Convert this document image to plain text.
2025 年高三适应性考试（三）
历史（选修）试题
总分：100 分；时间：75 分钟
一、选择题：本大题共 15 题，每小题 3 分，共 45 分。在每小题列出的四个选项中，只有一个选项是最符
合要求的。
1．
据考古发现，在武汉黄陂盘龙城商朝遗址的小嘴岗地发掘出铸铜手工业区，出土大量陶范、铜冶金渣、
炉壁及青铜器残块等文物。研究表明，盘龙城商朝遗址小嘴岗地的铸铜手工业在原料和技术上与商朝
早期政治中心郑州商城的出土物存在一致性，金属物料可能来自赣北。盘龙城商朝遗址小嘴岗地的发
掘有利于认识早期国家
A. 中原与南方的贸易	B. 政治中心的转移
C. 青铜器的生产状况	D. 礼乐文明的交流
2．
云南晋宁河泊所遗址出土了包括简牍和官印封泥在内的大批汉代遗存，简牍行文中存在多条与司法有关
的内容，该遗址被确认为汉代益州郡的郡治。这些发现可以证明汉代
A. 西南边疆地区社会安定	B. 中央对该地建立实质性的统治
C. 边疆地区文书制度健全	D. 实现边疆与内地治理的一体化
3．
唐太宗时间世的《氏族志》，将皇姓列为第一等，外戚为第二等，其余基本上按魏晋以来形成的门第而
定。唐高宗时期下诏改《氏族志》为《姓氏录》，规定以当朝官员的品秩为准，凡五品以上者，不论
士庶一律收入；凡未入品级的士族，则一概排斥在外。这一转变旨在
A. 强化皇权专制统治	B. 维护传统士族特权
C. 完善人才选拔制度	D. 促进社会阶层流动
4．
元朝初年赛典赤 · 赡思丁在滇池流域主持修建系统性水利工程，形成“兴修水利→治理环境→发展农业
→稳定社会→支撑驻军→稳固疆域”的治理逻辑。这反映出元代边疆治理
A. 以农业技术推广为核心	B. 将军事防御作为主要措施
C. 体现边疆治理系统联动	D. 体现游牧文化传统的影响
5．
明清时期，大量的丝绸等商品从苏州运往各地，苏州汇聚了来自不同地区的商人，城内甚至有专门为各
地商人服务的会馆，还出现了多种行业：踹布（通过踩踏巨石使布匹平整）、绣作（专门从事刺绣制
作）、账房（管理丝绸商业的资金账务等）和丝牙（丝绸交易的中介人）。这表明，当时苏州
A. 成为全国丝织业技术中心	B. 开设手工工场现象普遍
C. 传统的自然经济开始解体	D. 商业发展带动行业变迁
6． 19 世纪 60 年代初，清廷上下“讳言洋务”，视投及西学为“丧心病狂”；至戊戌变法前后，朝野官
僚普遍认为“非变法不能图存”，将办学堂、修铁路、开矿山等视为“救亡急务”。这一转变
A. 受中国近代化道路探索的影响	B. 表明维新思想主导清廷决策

Exercise:
Transcribe the whole listing exactly.

Result of the task:
Convert this document image to plain text.
2025 年高三适应性考试（三）
历史（选修）试题
总分：100 分；时间：75 分钟
一、选择题：本大题共 15 题，每小题 3 分，共 45 分。在每小题列出的四个选项中，只有一个选项是最符
合要求的。
1．
据考古发现，在武汉黄陂盘龙城商朝遗址的小嘴岗地发掘出铸铜手工业区，出土大量陶范、铜冶金渣、
炉壁及青铜器残块等文物。研究表明，盘龙城商朝遗址小嘴岗地的铸铜手工业在原料和技术上与商朝
早期政治中心郑州商城的出土物存在一致性，金属物料可能来自赣北。盘龙城商朝遗址小嘴岗地的发
掘有利于认识早期国家
A. 中原与南方的贸易	B. 政治中心的转移
C. 青铜器的生产状况	D. 礼乐文明的交流
2．
云南晋宁河泊所遗址出土了包括简牍和官印封泥在内的大批汉代遗存，简牍行文中存在多条与司法有关
的内容，该遗址被确认为汉代益州郡的郡治。这些发现可以证明汉代
A. 西南边疆地区社会安定	B. 中央对该地建立实质性的统治
C. 边疆地区文书制度健全	D. 实现边疆与内地治理的一体化
3．
唐太宗时间世的《氏族志》，将皇姓列为第一等，外戚为第二等，其余基本上按魏晋以来形成的门第而
定。唐高宗时期下诏改《氏族志》为《姓氏录》，规定以当朝官员的品秩为准，凡五品以上者，不论
士庶一律收入；凡未入品级的士族，则一概排斥在外。这一转变旨在
A. 强化皇权专制统治	B. 维护传统士族特权
C. 完善人才选拔制度	D. 促进社会阶层流动
4．
元朝初年赛典赤 · 赡思丁在滇池流域主持修建系统性水利工程，形成“兴修水利→治理环境→发展农业
→稳定社会→支撑驻军→稳固疆域”的治理逻辑。这反映出元代边疆治理
A. 以农业技术推广为核心	B. 将军事防御作为主要措施
C. 体现边疆治理系统联动	D. 体现游牧文化传统的影响
5．
明清时期，大量的丝绸等商品从苏州运往各地，苏州汇聚了来自不同地区的商人，城内甚至有专门为各
地商人服务的会馆，还出现了多种行业：踹布（通过踩踏巨石使布匹平整）、绣作（专门从事刺绣制
作）、账房（管理丝绸商业的资金账务等）和丝牙（丝绸交易的中介人）。这表明，当时苏州
A. 成为全国丝织业技术中心	B. 开设手工工场现象普遍
C. 传统的自然经济开始解体	D. 商业发展带动行业变迁
6． 19 世纪 60 年代初，清廷上下“讳言洋务”，视投及西学为“丧心病狂”；至戊戌变法前后，朝野官
僚普遍认为“非变法不能图存”，将办学堂、修铁路、开矿山等视为“救亡急务”。这一转变
A. 受中国近代化道路探索的影响	B. 表明维新思想主导清廷决策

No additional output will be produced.